[WHAT NEEDS TO BE DONE]
Produce a verbatim copy of the entries listed below.

[Start DATA SECTION]

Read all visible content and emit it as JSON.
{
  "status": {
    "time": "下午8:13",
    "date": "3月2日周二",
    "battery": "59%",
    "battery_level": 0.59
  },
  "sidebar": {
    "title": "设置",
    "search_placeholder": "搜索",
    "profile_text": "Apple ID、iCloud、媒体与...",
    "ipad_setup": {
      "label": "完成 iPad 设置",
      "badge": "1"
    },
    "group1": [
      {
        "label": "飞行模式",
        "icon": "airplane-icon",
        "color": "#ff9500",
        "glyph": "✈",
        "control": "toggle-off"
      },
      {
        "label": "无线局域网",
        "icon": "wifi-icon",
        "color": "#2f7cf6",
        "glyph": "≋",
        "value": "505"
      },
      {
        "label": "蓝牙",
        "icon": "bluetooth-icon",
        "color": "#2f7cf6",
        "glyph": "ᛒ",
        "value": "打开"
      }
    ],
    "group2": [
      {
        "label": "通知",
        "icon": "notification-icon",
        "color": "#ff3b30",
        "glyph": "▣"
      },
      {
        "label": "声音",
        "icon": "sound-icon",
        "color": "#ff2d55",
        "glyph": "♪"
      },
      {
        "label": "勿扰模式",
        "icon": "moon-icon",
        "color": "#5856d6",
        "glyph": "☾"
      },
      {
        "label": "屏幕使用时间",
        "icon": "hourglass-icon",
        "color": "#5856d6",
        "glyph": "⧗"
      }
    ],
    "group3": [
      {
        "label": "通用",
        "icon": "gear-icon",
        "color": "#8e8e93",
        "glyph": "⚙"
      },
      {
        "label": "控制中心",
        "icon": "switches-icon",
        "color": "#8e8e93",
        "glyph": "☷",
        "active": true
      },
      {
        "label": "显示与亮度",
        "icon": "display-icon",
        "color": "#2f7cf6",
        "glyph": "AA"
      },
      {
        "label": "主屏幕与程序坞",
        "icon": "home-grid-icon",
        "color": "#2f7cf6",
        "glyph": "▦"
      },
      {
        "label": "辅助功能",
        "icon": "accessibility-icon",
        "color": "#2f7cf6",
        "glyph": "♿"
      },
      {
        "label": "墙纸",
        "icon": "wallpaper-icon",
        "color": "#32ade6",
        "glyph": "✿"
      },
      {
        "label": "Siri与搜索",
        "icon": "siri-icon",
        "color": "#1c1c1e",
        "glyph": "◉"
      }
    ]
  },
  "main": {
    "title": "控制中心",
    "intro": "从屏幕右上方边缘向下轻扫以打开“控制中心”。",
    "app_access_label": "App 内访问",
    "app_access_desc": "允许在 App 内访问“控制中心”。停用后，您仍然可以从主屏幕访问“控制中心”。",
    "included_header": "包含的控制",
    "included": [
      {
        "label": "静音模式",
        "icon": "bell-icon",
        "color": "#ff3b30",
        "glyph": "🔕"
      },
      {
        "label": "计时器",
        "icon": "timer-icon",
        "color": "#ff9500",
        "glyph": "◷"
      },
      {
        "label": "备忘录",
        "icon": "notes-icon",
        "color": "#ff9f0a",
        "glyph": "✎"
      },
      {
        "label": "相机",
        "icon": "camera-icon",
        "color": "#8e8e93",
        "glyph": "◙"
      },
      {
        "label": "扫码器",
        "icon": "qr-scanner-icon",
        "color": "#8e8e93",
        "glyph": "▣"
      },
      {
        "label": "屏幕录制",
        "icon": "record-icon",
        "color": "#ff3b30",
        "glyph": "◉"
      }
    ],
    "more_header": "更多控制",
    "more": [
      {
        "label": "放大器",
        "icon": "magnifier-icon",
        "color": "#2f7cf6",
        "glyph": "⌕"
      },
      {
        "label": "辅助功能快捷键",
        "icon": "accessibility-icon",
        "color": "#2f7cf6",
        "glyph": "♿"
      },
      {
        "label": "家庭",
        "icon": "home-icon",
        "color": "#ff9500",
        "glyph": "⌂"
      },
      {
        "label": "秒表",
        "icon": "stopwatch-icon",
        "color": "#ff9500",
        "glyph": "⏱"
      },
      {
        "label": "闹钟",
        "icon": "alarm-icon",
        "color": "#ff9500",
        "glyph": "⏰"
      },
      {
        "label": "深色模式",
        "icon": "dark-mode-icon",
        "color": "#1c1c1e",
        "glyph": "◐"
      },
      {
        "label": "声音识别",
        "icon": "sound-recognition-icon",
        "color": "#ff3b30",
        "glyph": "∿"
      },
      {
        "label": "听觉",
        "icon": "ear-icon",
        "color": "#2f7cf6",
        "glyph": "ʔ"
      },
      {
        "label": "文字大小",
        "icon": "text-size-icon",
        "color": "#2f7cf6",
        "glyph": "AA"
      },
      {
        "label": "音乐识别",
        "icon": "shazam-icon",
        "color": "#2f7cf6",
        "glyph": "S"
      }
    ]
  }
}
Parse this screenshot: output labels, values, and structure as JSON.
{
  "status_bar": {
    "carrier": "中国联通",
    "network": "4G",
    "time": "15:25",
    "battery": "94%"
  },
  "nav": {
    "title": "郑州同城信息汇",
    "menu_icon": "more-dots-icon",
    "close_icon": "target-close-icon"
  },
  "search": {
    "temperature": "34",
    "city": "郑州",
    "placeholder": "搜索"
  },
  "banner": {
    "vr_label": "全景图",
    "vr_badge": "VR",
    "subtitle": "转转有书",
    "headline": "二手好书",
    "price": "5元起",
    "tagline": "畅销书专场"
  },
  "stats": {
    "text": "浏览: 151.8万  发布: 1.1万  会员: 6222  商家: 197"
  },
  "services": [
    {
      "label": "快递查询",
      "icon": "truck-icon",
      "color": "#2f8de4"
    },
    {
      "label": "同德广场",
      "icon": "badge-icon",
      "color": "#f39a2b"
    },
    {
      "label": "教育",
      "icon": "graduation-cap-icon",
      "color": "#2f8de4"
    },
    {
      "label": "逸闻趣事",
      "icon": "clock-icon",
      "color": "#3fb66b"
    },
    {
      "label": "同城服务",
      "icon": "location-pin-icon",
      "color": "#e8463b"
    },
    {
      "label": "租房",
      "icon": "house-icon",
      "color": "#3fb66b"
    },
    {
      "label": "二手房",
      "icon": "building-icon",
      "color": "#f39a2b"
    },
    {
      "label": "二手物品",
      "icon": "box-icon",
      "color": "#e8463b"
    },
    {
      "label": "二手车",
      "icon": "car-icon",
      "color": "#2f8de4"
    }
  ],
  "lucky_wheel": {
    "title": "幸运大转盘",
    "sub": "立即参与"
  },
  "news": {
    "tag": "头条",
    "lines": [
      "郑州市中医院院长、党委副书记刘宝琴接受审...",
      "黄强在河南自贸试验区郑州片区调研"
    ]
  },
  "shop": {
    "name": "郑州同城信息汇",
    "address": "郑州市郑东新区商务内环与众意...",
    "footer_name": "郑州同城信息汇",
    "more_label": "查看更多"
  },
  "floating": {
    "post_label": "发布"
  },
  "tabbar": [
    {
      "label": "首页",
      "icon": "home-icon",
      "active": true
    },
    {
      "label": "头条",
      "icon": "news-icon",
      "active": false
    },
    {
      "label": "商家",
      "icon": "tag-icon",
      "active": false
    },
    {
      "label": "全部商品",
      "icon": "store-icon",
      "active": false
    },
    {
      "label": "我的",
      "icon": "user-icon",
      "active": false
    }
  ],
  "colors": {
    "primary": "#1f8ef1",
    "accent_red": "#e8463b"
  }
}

[End DATA SECTION]

[WRITTEN SOLUTION]
Read all visible content and emit it as JSON.
{
  "status": {
    "time": "下午8:13",
    "date": "3月2日周二",
    "battery": "59%",
    "battery_level": 0.59
  },
  "sidebar": {
    "title": "设置",
    "search_placeholder": "搜索",
    "profile_text": "Apple ID、iCloud、媒体与...",
    "ipad_setup": {
      "label": "完成 iPad 设置",
      "badge": "1"
    },
    "group1": [
      {
        "label": "飞行模式",
        "icon": "airplane-icon",
        "color": "#ff9500",
        "glyph": "✈",
        "control": "toggle-off"
      },
      {
        "label": "无线局域网",
        "icon": "wifi-icon",
        "color": "#2f7cf6",
        "glyph": "≋",
        "value": "505"
      },
      {
        "label": "蓝牙",
        "icon": "bluetooth-icon",
        "color": "#2f7cf6",
        "glyph": "ᛒ",
        "value": "打开"
      }
    ],
    "group2": [
      {
        "label": "通知",
        "icon": "notification-icon",
        "color": "#ff3b30",
        "glyph": "▣"
      },
      {
        "label": "声音",
        "icon": "sound-icon",
        "color": "#ff2d55",
        "glyph": "♪"
      },
      {
        "label": "勿扰模式",
        "icon": "moon-icon",
        "color": "#5856d6",
        "glyph": "☾"
      },
      {
        "label": "屏幕使用时间",
        "icon": "hourglass-icon",
        "color": "#5856d6",
        "glyph": "⧗"
      }
    ],
    "group3": [
      {
        "label": "通用",
        "icon": "gear-icon",
        "color": "#8e8e93",
        "glyph": "⚙"
      },
      {
        "label": "控制中心",
        "icon": "switches-icon",
        "color": "#8e8e93",
        "glyph": "☷",
        "active": true
      },
      {
        "label": "显示与亮度",
        "icon": "display-icon",
        "color": "#2f7cf6",
        "glyph": "AA"
      },
      {
        "label": "主屏幕与程序坞",
        "icon": "home-grid-icon",
        "color": "#2f7cf6",
        "glyph": "▦"
      },
      {
        "label": "辅助功能",
        "icon": "accessibility-icon",
        "color": "#2f7cf6",
        "glyph": "♿"
      },
      {
        "label": "墙纸",
        "icon": "wallpaper-icon",
        "color": "#32ade6",
        "glyph": "✿"
      },
      {
        "label": "Siri与搜索",
        "icon": "siri-icon",
        "color": "#1c1c1e",
        "glyph": "◉"
      }
    ]
  },
  "main": {
    "title": "控制中心",
    "intro": "从屏幕右上方边缘向下轻扫以打开“控制中心”。",
    "app_access_label": "App 内访问",
    "app_access_desc": "允许在 App 内访问“控制中心”。停用后，您仍然可以从主屏幕访问“控制中心”。",
    "included_header": "包含的控制",
    "included": [
      {
        "label": "静音模式",
        "icon": "bell-icon",
        "color": "#ff3b30",
        "glyph": "🔕"
      },
      {
        "label": "计时器",
        "icon": "timer-icon",
        "color": "#ff9500",
        "glyph": "◷"
      },
      {
        "label": "备忘录",
        "icon": "notes-icon",
        "color": "#ff9f0a",
        "glyph": "✎"
      },
      {
        "label": "相机",
        "icon": "camera-icon",
        "color": "#8e8e93",
        "glyph": "◙"
      },
      {
        "label": "扫码器",
        "icon": "qr-scanner-icon",
        "color": "#8e8e93",
        "glyph": "▣"
      },
      {
        "label": "屏幕录制",
        "icon": "record-icon",
        "color": "#ff3b30",
        "glyph": "◉"
      }
    ],
    "more_header": "更多控制",
    "more": [
      {
        "label": "放大器",
        "icon": "magnifier-icon",
        "color": "#2f7cf6",
        "glyph": "⌕"
      },
      {
        "label": "辅助功能快捷键",
        "icon": "accessibility-icon",
        "color": "#2f7cf6",
        "glyph": "♿"
      },
      {
        "label": "家庭",
        "icon": "home-icon",
        "color": "#ff9500",
        "glyph": "⌂"
      },
      {
        "label": "秒表",
        "icon": "stopwatch-icon",
        "color": "#ff9500",
        "glyph": "⏱"
      },
      {
        "label": "闹钟",
        "icon": "alarm-icon",
        "color": "#ff9500",
        "glyph": "⏰"
      },
      {
        "label": "深色模式",
        "icon": "dark-mode-icon",
        "color": "#1c1c1e",
        "glyph": "◐"
      },
      {
        "label": "声音识别",
        "icon": "sound-recognition-icon",
        "color": "#ff3b30",
        "glyph": "∿"
      },
      {
        "label": "听觉",
        "icon": "ear-icon",
        "color": "#2f7cf6",
        "glyph": "ʔ"
      },
      {
        "label": "文字大小",
        "icon": "text-size-icon",
        "color": "#2f7cf6",
        "glyph": "AA"
      },
      {
        "label": "音乐识别",
        "icon": "shazam-icon",
        "color": "#2f7cf6",
        "glyph": "S"
      }
    ]
  }
}
Parse this screenshot: output labels, values, and structure as JSON.
{
  "status_bar": {
    "carrier": "中国联通",
    "network": "4G",
    "time": "15:25",
    "battery": "94%"
  },
  "nav": {
    "title": "郑州同城信息汇",
    "menu_icon": "more-dots-icon",
    "close_icon": "target-close-icon"
  },
  "search": {
    "temperature": "34",
    "city": "郑州",
    "placeholder": "搜索"
  },
  "banner": {
    "vr_label": "全景图",
    "vr_badge": "VR",
    "subtitle": "转转有书",
    "headline": "二手好书",
    "price": "5元起",
    "tagline": "畅销书专场"
  },
  "stats": {
    "text": "浏览: 151.8万  发布: 1.1万  会员: 6222  商家: 197"
  },
  "services": [
    {
      "label": "快递查询",
      "icon": "truck-icon",
      "color": "#2f8de4"
    },
    {
      "label": "同德广场",
      "icon": "badge-icon",
      "color": "#f39a2b"
    },
    {
      "label": "教育",
      "icon": "graduation-cap-icon",
      "color": "#2f8de4"
    },
    {
      "label": "逸闻趣事",
      "icon": "clock-icon",
      "color": "#3fb66b"
    },
    {
      "label": "同城服务",
      "icon": "location-pin-icon",
      "color": "#e8463b"
    },
    {
      "label": "租房",
      "icon": "house-icon",
      "color": "#3fb66b"
    },
    {
      "label": "二手房",
      "icon": "building-icon",
      "color": "#f39a2b"
    },
    {
      "label": "二手物品",
      "icon": "box-icon",
      "color": "#e8463b"
    },
    {
      "label": "二手车",
      "icon": "car-icon",
      "color": "#2f8de4"
    }
  ],
  "lucky_wheel": {
    "title": "幸运大转盘",
    "sub": "立即参与"
  },
  "news": {
    "tag": "头条",
    "lines": [
      "郑州市中医院院长、党委副书记刘宝琴接受审...",
      "黄强在河南自贸试验区郑州片区调研"
    ]
  },
  "shop": {
    "name": "郑州同城信息汇",
    "address": "郑州市郑东新区商务内环与众意...",
    "footer_name": "郑州同城信息汇",
    "more_label": "查看更多"
  },
  "floating": {
    "post_label": "发布"
  },
  "tabbar": [
    {
      "label": "首页",
      "icon": "home-icon",
      "active": true
    },
    {
      "label": "头条",
      "icon": "news-icon",
      "active": false
    },
    {
      "label": "商家",
      "icon": "tag-icon",
      "active": false
    },
    {
      "label": "全部商品",
      "icon": "store-icon",
      "active": false
    },
    {
      "label": "我的",
      "icon": "user-icon",
      "active": false
    }
  ],
  "colors": {
    "primary": "#1f8ef1",
    "accent_red": "#e8463b"
  }
}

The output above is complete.